#### EXTRACTED MATERIAL
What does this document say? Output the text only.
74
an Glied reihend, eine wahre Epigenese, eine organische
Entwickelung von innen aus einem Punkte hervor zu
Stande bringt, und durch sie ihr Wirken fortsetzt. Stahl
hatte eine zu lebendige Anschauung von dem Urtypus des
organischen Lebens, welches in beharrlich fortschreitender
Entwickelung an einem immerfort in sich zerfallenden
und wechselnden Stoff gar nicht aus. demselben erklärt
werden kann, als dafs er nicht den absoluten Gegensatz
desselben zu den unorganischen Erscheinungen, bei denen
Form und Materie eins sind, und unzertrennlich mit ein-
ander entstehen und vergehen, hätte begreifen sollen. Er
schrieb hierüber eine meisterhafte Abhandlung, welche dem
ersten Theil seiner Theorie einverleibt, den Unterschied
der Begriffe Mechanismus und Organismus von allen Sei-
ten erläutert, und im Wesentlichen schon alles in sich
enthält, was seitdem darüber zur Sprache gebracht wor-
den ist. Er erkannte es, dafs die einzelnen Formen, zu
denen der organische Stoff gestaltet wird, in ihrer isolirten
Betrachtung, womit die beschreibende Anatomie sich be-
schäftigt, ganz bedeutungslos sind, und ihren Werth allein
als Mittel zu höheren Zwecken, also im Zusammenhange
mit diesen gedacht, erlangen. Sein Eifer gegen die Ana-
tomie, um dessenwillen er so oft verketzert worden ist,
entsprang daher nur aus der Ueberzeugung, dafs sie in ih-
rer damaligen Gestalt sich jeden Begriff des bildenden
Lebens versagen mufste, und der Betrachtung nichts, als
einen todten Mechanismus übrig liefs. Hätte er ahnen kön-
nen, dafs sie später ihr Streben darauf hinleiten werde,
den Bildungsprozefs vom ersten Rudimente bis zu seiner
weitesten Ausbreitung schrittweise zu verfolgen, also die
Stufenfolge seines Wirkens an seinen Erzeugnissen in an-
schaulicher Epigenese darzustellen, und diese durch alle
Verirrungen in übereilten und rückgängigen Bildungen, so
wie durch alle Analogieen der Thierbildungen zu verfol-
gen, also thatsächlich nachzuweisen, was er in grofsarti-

#### EXERCISE INSTRUCTIONS
Check each line above for the word "einem" and give the number of lines that have it, nothing else.

#### RESULT
2